> **EXERCISE**:
In your copy, repeat the records exactly and leave out the pictures.

══ PROVIDED INFORMATION ══

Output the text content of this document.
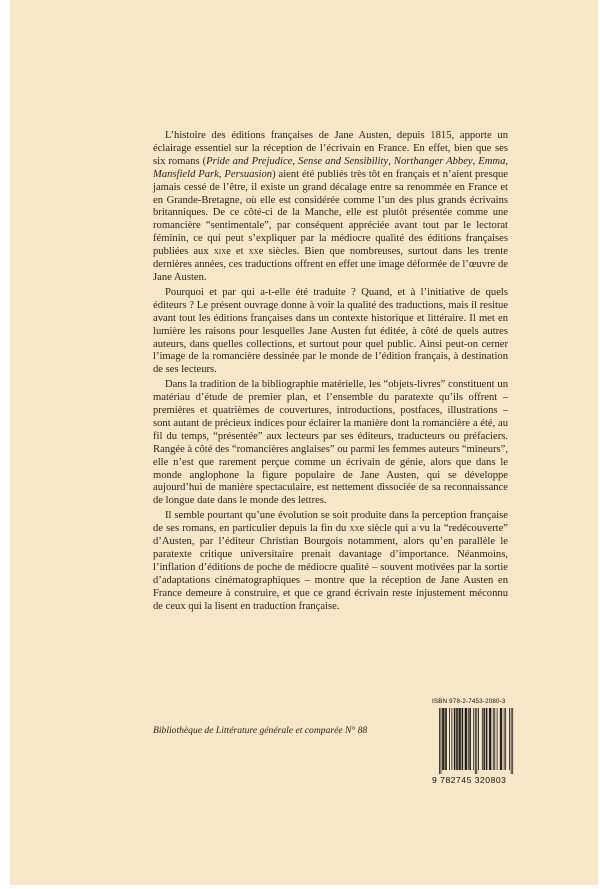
L’histoire des éditions françaises de Jane Austen, depuis 1815, apporte un éclairage essentiel sur la réception de l’écrivain en France. En effet, bien que ses six romans (Pride and Prejudice, Sense and Sensibility, Northanger Abbey, Emma, Mansfield Park, Persuasion) aient été publiés très tôt en français et n’aient presque jamais cessé de l’être, il existe un grand décalage entre sa renommée en France et en Grande-Bretagne, où elle est considérée comme l’un des plus grands écrivains britanniques. De ce côté-ci de la Manche, elle est plutôt présentée comme une romancière “sentimentale”, par conséquent appréciée avant tout par le lectorat féminin, ce qui peut s’expliquer par la médiocre qualité des éditions françaises publiées aux xixe et xxe siècles. Bien que nombreuses, surtout dans les trente dernières années, ces traductions offrent en effet une image déformée de l’œuvre de Jane Austen.

Pourquoi et par qui a-t-elle été traduite ? Quand, et à l’initiative de quels éditeurs ? Le présent ouvrage donne à voir la qualité des traductions, mais il resitue avant tout les éditions françaises dans un contexte historique et littéraire. Il met en lumière les raisons pour lesquelles Jane Austen fut éditée, à côté de quels autres auteurs, dans quelles collections, et surtout pour quel public. Ainsi peut-on cerner l’image de la romancière dessinée par le monde de l’édition français, à destination de ses lecteurs.

Dans la tradition de la bibliographie matérielle, les “objets-livres” constituent un matériau d’étude de premier plan, et l’ensemble du paratexte qu’ils offrent – premières et quatrièmes de couvertures, introductions, postfaces, illustrations – sont autant de précieux indices pour éclairer la manière dont la romancière a été, au fil du temps, “présentée” aux lecteurs par ses éditeurs, traducteurs ou préfaciers. Rangée à côté des “romancières anglaises” ou parmi les femmes auteurs “mineurs”, elle n’est que rarement perçue comme un écrivain de génie, alors que dans le monde anglophone la figure populaire de Jane Austen, qui se développe aujourd’hui de manière spectaculaire, est nettement dissociée de sa reconnaissance de longue date dans le monde des lettres.

Il semble pourtant qu’une évolution se soit produite dans la perception française de ses romans, en particulier depuis la fin du xxe siècle qui a vu la “redécouverte” d’Austen, par l’éditeur Christian Bourgois notamment, alors qu’en parallèle le paratexte critique universitaire prenait davantage d’importance. Néanmoins, l’inflation d’éditions de poche de médiocre qualité – souvent motivées par la sortie d’adaptations cinématographiques – montre que la réception de Jane Austen en France demeure à construire, et que ce grand écrivain reste injustement méconnu de ceux qui la lisent en traduction française.

Bibliothèque de Littérature générale et comparée N° 88
ISBN 978-2-7453-2080-3
9 782745 320803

═══

> **THE COMPLETED TASK**:
Output the text content of this document.
L’histoire des éditions françaises de Jane Austen, depuis 1815, apporte un éclairage essentiel sur la réception de l’écrivain en France. En effet, bien que ses six romans (Pride and Prejudice, Sense and Sensibility, Northanger Abbey, Emma, Mansfield Park, Persuasion) aient été publiés très tôt en français et n’aient presque jamais cessé de l’être, il existe un grand décalage entre sa renommée en France et en Grande-Bretagne, où elle est considérée comme l’un des plus grands écrivains britanniques. De ce côté-ci de la Manche, elle est plutôt présentée comme une romancière “sentimentale”, par conséquent appréciée avant tout par le lectorat féminin, ce qui peut s’expliquer par la médiocre qualité des éditions françaises publiées aux xixe et xxe siècles. Bien que nombreuses, surtout dans les trente dernières années, ces traductions offrent en effet une image déformée de l’œuvre de Jane Austen.

Pourquoi et par qui a-t-elle été traduite ? Quand, et à l’initiative de quels éditeurs ? Le présent ouvrage donne à voir la qualité des traductions, mais il resitue avant tout les éditions françaises dans un contexte historique et littéraire. Il met en lumière les raisons pour lesquelles Jane Austen fut éditée, à côté de quels autres auteurs, dans quelles collections, et surtout pour quel public. Ainsi peut-on cerner l’image de la romancière dessinée par le monde de l’édition français, à destination de ses lecteurs.

Dans la tradition de la bibliographie matérielle, les “objets-livres” constituent un matériau d’étude de premier plan, et l’ensemble du paratexte qu’ils offrent – premières et quatrièmes de couvertures, introductions, postfaces, illustrations – sont autant de précieux indices pour éclairer la manière dont la romancière a été, au fil du temps, “présentée” aux lecteurs par ses éditeurs, traducteurs ou préfaciers. Rangée à côté des “romancières anglaises” ou parmi les femmes auteurs “mineurs”, elle n’est que rarement perçue comme un écrivain de génie, alors que dans le monde anglophone la figure populaire de Jane Austen, qui se développe aujourd’hui de manière spectaculaire, est nettement dissociée de sa reconnaissance de longue date dans le monde des lettres.

Il semble pourtant qu’une évolution se soit produite dans la perception française de ses romans, en particulier depuis la fin du xxe siècle qui a vu la “redécouverte” d’Austen, par l’éditeur Christian Bourgois notamment, alors qu’en parallèle le paratexte critique universitaire prenait davantage d’importance. Néanmoins, l’inflation d’éditions de poche de médiocre qualité – souvent motivées par la sortie d’adaptations cinématographiques – montre que la réception de Jane Austen en France demeure à construire, et que ce grand écrivain reste injustement méconnu de ceux qui la lisent en traduction française.

Bibliothèque de Littérature générale et comparée N° 88
ISBN 978-2-7453-2080-3
9 782745 320803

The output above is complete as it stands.